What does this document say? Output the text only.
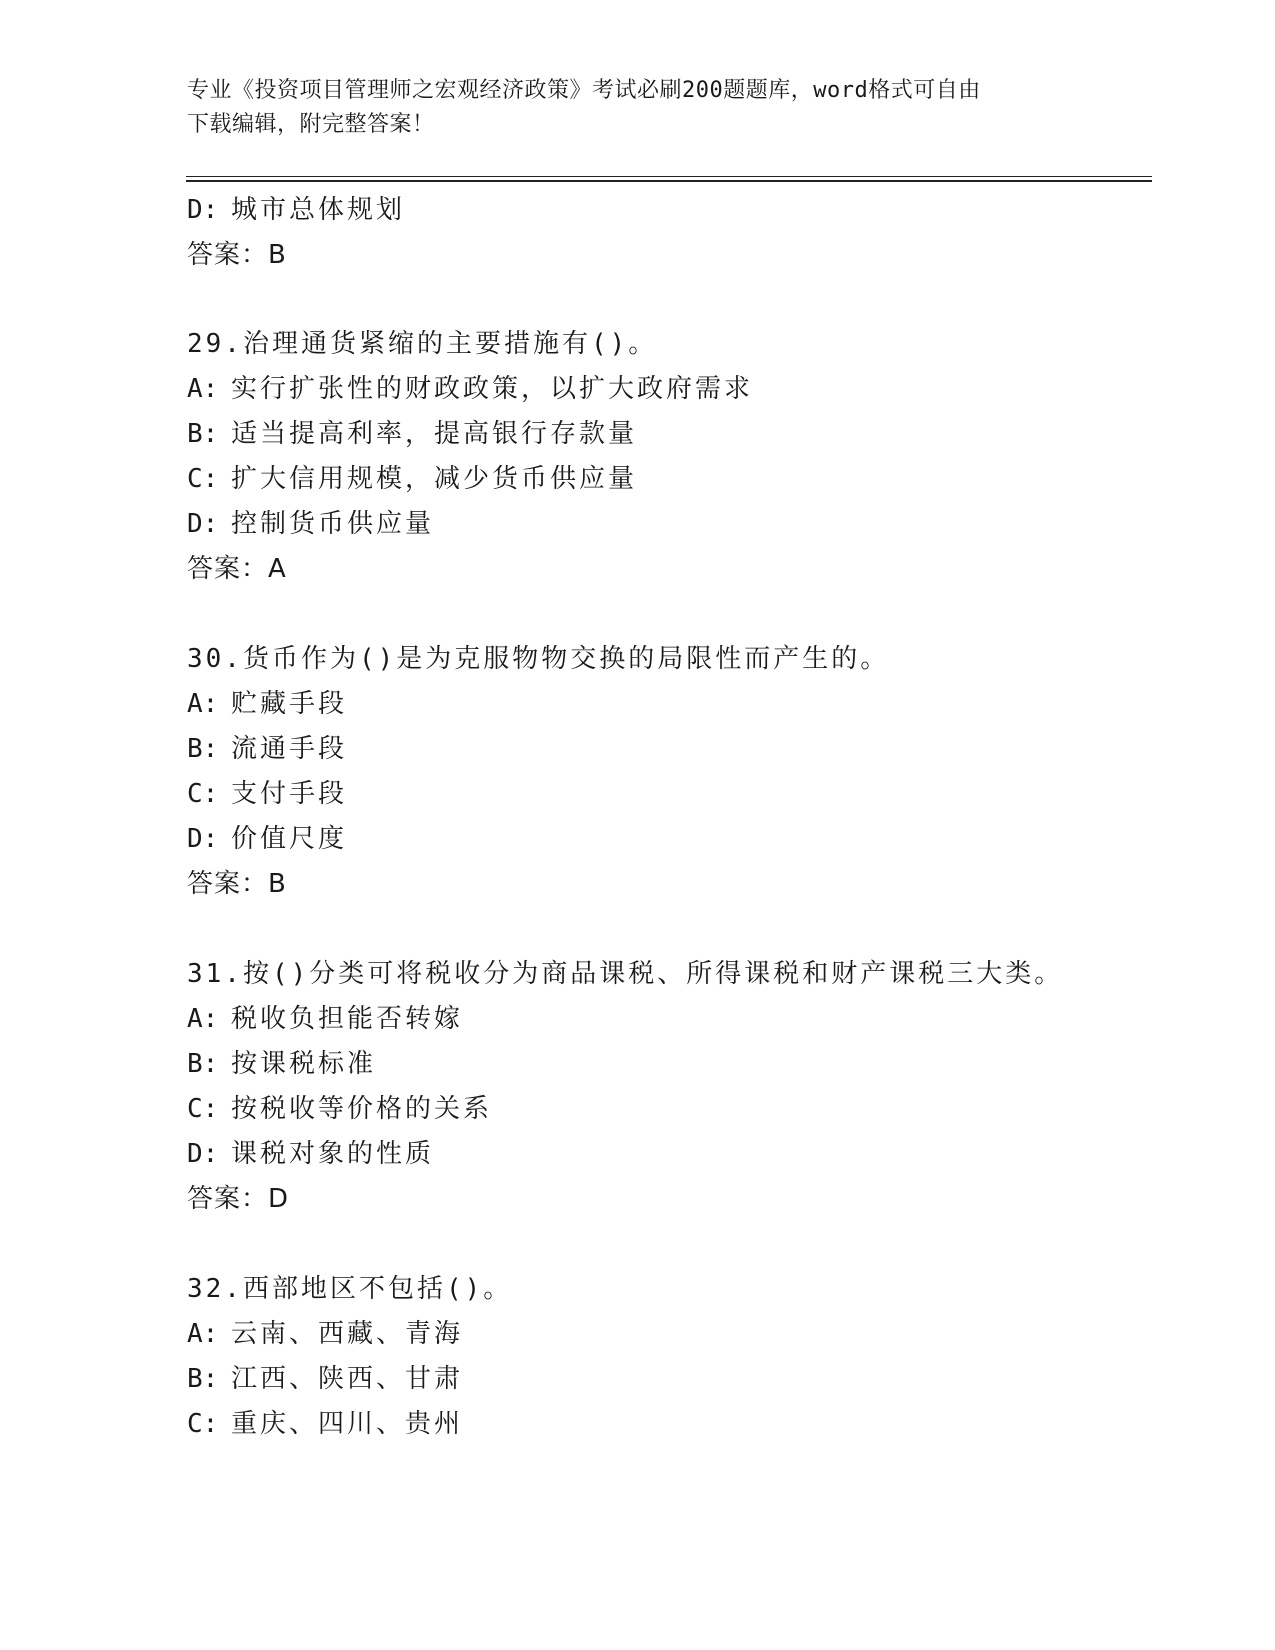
专业《投资项目管理师之宏观经济政策》考试必刷200题题库，word格式可自由
下载编辑，附完整答案！
D: 城市总体规划
答案：B
29.治理通货紧缩的主要措施有()。
A: 实行扩张性的财政政策，以扩大政府需求
B: 适当提高利率，提高银行存款量
C: 扩大信用规模，减少货币供应量
D: 控制货币供应量
答案：A
30.货币作为()是为克服物物交换的局限性而产生的。
A: 贮藏手段
B: 流通手段
C: 支付手段
D: 价值尺度
答案：B
31.按()分类可将税收分为商品课税、所得课税和财产课税三大类。
A: 税收负担能否转嫁
B: 按课税标准
C: 按税收等价格的关系
D: 课税对象的性质
答案：D
32.西部地区不包括()。
A: 云南、西藏、青海
B: 江西、陕西、甘肃
C: 重庆、四川、贵州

▶ Work to do
Return each line of the data, keeping its wording exact and omitting pictures.

▶ Result of the exercise
What does this document say? Output the text only.
专业《投资项目管理师之宏观经济政策》考试必刷200题题库，word格式可自由
下载编辑，附完整答案！
D: 城市总体规划
答案：B
29.治理通货紧缩的主要措施有()。
A: 实行扩张性的财政政策，以扩大政府需求
B: 适当提高利率，提高银行存款量
C: 扩大信用规模，减少货币供应量
D: 控制货币供应量
答案：A
30.货币作为()是为克服物物交换的局限性而产生的。
A: 贮藏手段
B: 流通手段
C: 支付手段
D: 价值尺度
答案：B
31.按()分类可将税收分为商品课税、所得课税和财产课税三大类。
A: 税收负担能否转嫁
B: 按课税标准
C: 按税收等价格的关系
D: 课税对象的性质
答案：D
32.西部地区不包括()。
A: 云南、西藏、青海
B: 江西、陕西、甘肃
C: 重庆、四川、贵州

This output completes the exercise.